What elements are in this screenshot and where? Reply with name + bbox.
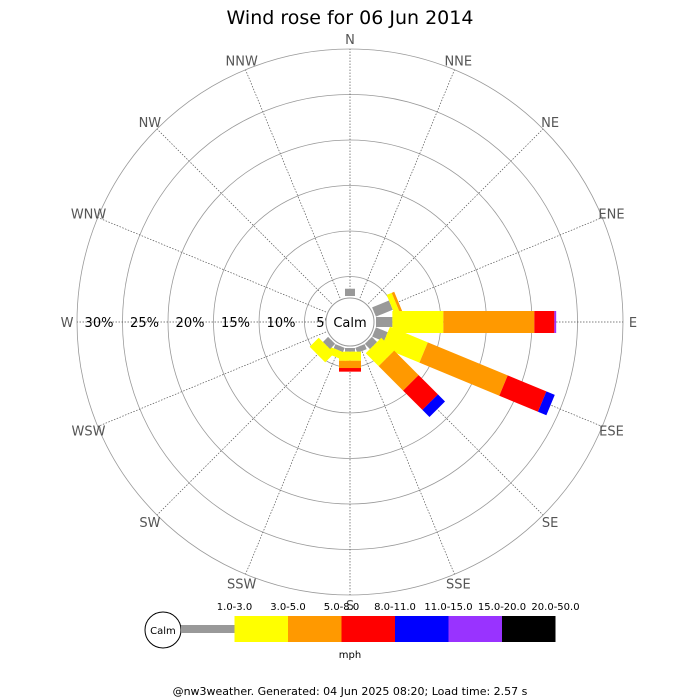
direction-label-nw: NW — [139, 116, 162, 131]
direction-label-s: S — [346, 599, 354, 614]
percent-label-25: 25% — [130, 316, 159, 331]
legend-swatch-11.0-15.0 — [395, 616, 449, 642]
bar-ese-11.0-15.0 — [537, 391, 555, 416]
direction-label-nnw: NNW — [226, 55, 258, 70]
bar-group-ssw — [325, 344, 349, 362]
direction-labels: N NNE NE ENE E ESE SE SSE S SSW SW WSW W WNW NW NNW — [61, 33, 638, 614]
spoke-sse — [359, 345, 455, 575]
legend-swatch-3.0-5.0 — [234, 616, 288, 642]
bar-group-ene — [372, 291, 403, 317]
bar-group-ese — [372, 326, 555, 416]
direction-label-sse: SSE — [446, 577, 471, 592]
legend-label-3.0-5.0: 3.0-5.0 — [270, 602, 305, 613]
direction-label-ne: NE — [541, 116, 559, 131]
spoke-wsw — [97, 331, 327, 427]
bar-se-1.0-3.0 — [364, 336, 378, 350]
bar-ene-5.0-8.0 — [391, 291, 403, 314]
bar-ene-3.0-5.0 — [386, 292, 401, 316]
bar-ssw-3.0-5.0 — [325, 346, 349, 362]
percent-label-30: 30% — [85, 316, 114, 331]
direction-label-ssw: SSW — [227, 577, 257, 592]
direction-label-wnw: WNW — [71, 208, 107, 223]
legend: Calm 1.0-3.0 3.0-5.0 5.0-8.0 8.0-11.0 11.0-15… — [144, 602, 580, 649]
bar-ene-1.0-3.0 — [372, 300, 393, 317]
bar-s-5.0-8.0 — [339, 360, 361, 369]
spoke-ne — [368, 128, 544, 304]
bar-e-1.0-3.0 — [376, 317, 393, 327]
legend-label-15.0-20.0: 15.0-20.0 — [478, 602, 526, 613]
spoke-ene — [373, 217, 603, 313]
percent-label-10: 10% — [267, 316, 296, 331]
spoke-se — [368, 340, 544, 516]
spoke-nnw — [245, 69, 341, 299]
legend-swatch-5.0-8.0 — [288, 616, 342, 642]
spoke-nne — [359, 69, 455, 299]
bar-n-1.0-3.0 — [345, 288, 355, 296]
bar-ese-1.0-3.0 — [372, 327, 388, 342]
spoke-nw — [156, 128, 332, 304]
direction-label-wsw: WSW — [72, 424, 106, 439]
bar-se-8.0-11.0 — [403, 375, 438, 410]
direction-label-ene: ENE — [598, 208, 624, 223]
chart-title: Wind rose for 06 Jun 2014 — [227, 7, 474, 29]
bar-sw-1.0-3.0 — [322, 336, 336, 350]
bar-group-sse — [355, 344, 367, 353]
legend-label-1.0-3.0: 1.0-3.0 — [217, 602, 252, 613]
bar-group-e — [376, 311, 557, 333]
bar-sse-1.0-3.0 — [355, 344, 367, 353]
bar-group-sw — [309, 336, 336, 363]
bar-e-15.0-20.0 — [554, 311, 557, 333]
direction-label-w: W — [61, 316, 74, 331]
legend-calm-label: Calm — [150, 626, 176, 637]
bar-e-8.0-11.0 — [534, 311, 555, 333]
bar-e-3.0-5.0 — [392, 311, 444, 333]
calm-circle — [325, 297, 375, 347]
bar-ese-5.0-8.0 — [419, 342, 508, 396]
spoke-wnw — [97, 217, 327, 313]
percent-label-20: 20% — [176, 316, 205, 331]
frequency-bars — [309, 288, 557, 418]
bar-ssw-1.0-3.0 — [333, 344, 345, 353]
direction-label-se: SE — [542, 516, 558, 531]
bar-ese-8.0-11.0 — [499, 375, 547, 412]
direction-label-nne: NNE — [444, 55, 472, 70]
bar-se-3.0-5.0 — [365, 337, 395, 367]
legend-label-5.0-8.0: 5.0-8.0 — [324, 602, 359, 613]
bar-sw-3.0-5.0 — [309, 337, 335, 363]
spoke-ssw — [245, 345, 341, 575]
legend-swatch-8.0-11.0 — [341, 616, 395, 642]
bar-e-5.0-8.0 — [443, 311, 535, 333]
percent-label-15: 15% — [221, 316, 250, 331]
bar-se-11.0-15.0 — [422, 394, 446, 418]
legend-swatch-20.0-50.0 — [502, 616, 556, 642]
bar-ese-3.0-5.0 — [381, 326, 428, 363]
legend-label-8.0-11.0: 8.0-11.0 — [374, 602, 416, 613]
spoke-sw — [156, 340, 332, 516]
direction-label-ese: ESE — [599, 424, 624, 439]
bar-se-5.0-8.0 — [378, 350, 419, 391]
direction-label-e: E — [629, 316, 637, 331]
legend-swatch-15.0-20.0 — [448, 616, 502, 642]
bar-group-se — [364, 336, 446, 418]
direction-label-n: N — [345, 33, 355, 48]
legend-swatch-1.0-3.0 — [181, 625, 235, 633]
calm-label: Calm — [333, 316, 366, 331]
legend-unit: mph — [339, 650, 361, 661]
bar-s-8.0-11.0 — [339, 368, 361, 372]
direction-label-sw: SW — [139, 516, 160, 531]
legend-label-20.0-50.0: 20.0-50.0 — [531, 602, 579, 613]
legend-label-11.0-15.0: 11.0-15.0 — [424, 602, 472, 613]
bar-group-n — [345, 288, 355, 296]
footer-credit: @nw3weather. Generated: 04 Jun 2025 08:2… — [173, 685, 528, 698]
bar-s-1.0-3.0 — [345, 348, 355, 352]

____________

◆ GOAL OF THE EXERCISE
Copy all of the lines above verbatim, leaving out the pictures.

◆ FINISHED TASK
What elements are in this screenshot and where? Reply with name + bbox.
direction-label-nw: NW — [139, 116, 162, 131]
direction-label-s: S — [346, 599, 354, 614]
percent-label-25: 25% — [130, 316, 159, 331]
legend-swatch-11.0-15.0 — [395, 616, 449, 642]
bar-ese-11.0-15.0 — [537, 391, 555, 416]
direction-label-nnw: NNW — [226, 55, 258, 70]
bar-group-ssw — [325, 344, 349, 362]
direction-labels: N NNE NE ENE E ESE SE SSE S SSW SW WSW W WNW NW NNW — [61, 33, 638, 614]
spoke-sse — [359, 345, 455, 575]
legend-swatch-3.0-5.0 — [234, 616, 288, 642]
bar-group-ene — [372, 291, 403, 317]
bar-group-ese — [372, 326, 555, 416]
direction-label-sse: SSE — [446, 577, 471, 592]
legend-label-3.0-5.0: 3.0-5.0 — [270, 602, 305, 613]
direction-label-ne: NE — [541, 116, 559, 131]
spoke-wsw — [97, 331, 327, 427]
bar-se-1.0-3.0 — [364, 336, 378, 350]
bar-ene-5.0-8.0 — [391, 291, 403, 314]
bar-ene-3.0-5.0 — [386, 292, 401, 316]
bar-ssw-3.0-5.0 — [325, 346, 349, 362]
percent-label-30: 30% — [85, 316, 114, 331]
direction-label-ssw: SSW — [227, 577, 257, 592]
direction-label-wnw: WNW — [71, 208, 107, 223]
legend: Calm 1.0-3.0 3.0-5.0 5.0-8.0 8.0-11.0 11.0-15… — [144, 602, 580, 649]
bar-ene-1.0-3.0 — [372, 300, 393, 317]
bar-s-5.0-8.0 — [339, 360, 361, 369]
spoke-ne — [368, 128, 544, 304]
bar-e-1.0-3.0 — [376, 317, 393, 327]
legend-label-15.0-20.0: 15.0-20.0 — [478, 602, 526, 613]
spoke-ene — [373, 217, 603, 313]
percent-label-10: 10% — [267, 316, 296, 331]
spoke-se — [368, 340, 544, 516]
spoke-nnw — [245, 69, 341, 299]
legend-swatch-5.0-8.0 — [288, 616, 342, 642]
spoke-nne — [359, 69, 455, 299]
bar-n-1.0-3.0 — [345, 288, 355, 296]
bar-ese-1.0-3.0 — [372, 327, 388, 342]
spoke-nw — [156, 128, 332, 304]
direction-label-wsw: WSW — [72, 424, 106, 439]
bar-se-8.0-11.0 — [403, 375, 438, 410]
direction-label-ene: ENE — [598, 208, 624, 223]
chart-title: Wind rose for 06 Jun 2014 — [227, 7, 474, 29]
bar-sw-1.0-3.0 — [322, 336, 336, 350]
bar-group-sse — [355, 344, 367, 353]
legend-label-1.0-3.0: 1.0-3.0 — [217, 602, 252, 613]
bar-group-e — [376, 311, 557, 333]
bar-sse-1.0-3.0 — [355, 344, 367, 353]
bar-group-sw — [309, 336, 336, 363]
bar-e-15.0-20.0 — [554, 311, 557, 333]
direction-label-w: W — [61, 316, 74, 331]
legend-calm-label: Calm — [150, 626, 176, 637]
bar-e-8.0-11.0 — [534, 311, 555, 333]
bar-e-3.0-5.0 — [392, 311, 444, 333]
calm-circle — [325, 297, 375, 347]
bar-ese-5.0-8.0 — [419, 342, 508, 396]
spoke-wnw — [97, 217, 327, 313]
percent-label-20: 20% — [176, 316, 205, 331]
frequency-bars — [309, 288, 557, 418]
bar-ssw-1.0-3.0 — [333, 344, 345, 353]
direction-label-se: SE — [542, 516, 558, 531]
bar-ese-8.0-11.0 — [499, 375, 547, 412]
direction-label-nne: NNE — [444, 55, 472, 70]
bar-se-3.0-5.0 — [365, 337, 395, 367]
legend-label-5.0-8.0: 5.0-8.0 — [324, 602, 359, 613]
bar-sw-3.0-5.0 — [309, 337, 335, 363]
spoke-ssw — [245, 345, 341, 575]
legend-swatch-8.0-11.0 — [341, 616, 395, 642]
bar-e-5.0-8.0 — [443, 311, 535, 333]
percent-label-15: 15% — [221, 316, 250, 331]
bar-se-11.0-15.0 — [422, 394, 446, 418]
legend-swatch-20.0-50.0 — [502, 616, 556, 642]
bar-ese-3.0-5.0 — [381, 326, 428, 363]
legend-label-8.0-11.0: 8.0-11.0 — [374, 602, 416, 613]
spoke-sw — [156, 340, 332, 516]
direction-label-ese: ESE — [599, 424, 624, 439]
bar-se-5.0-8.0 — [378, 350, 419, 391]
direction-label-e: E — [629, 316, 637, 331]
legend-swatch-15.0-20.0 — [448, 616, 502, 642]
bar-group-se — [364, 336, 446, 418]
direction-label-n: N — [345, 33, 355, 48]
legend-swatch-1.0-3.0 — [181, 625, 235, 633]
calm-label: Calm — [333, 316, 366, 331]
legend-unit: mph — [339, 650, 361, 661]
bar-s-8.0-11.0 — [339, 368, 361, 372]
direction-label-sw: SW — [139, 516, 160, 531]
legend-label-20.0-50.0: 20.0-50.0 — [531, 602, 579, 613]
legend-label-11.0-15.0: 11.0-15.0 — [424, 602, 472, 613]
bar-group-n — [345, 288, 355, 296]
footer-credit: @nw3weather. Generated: 04 Jun 2025 08:2… — [173, 685, 528, 698]
bar-s-1.0-3.0 — [345, 348, 355, 352]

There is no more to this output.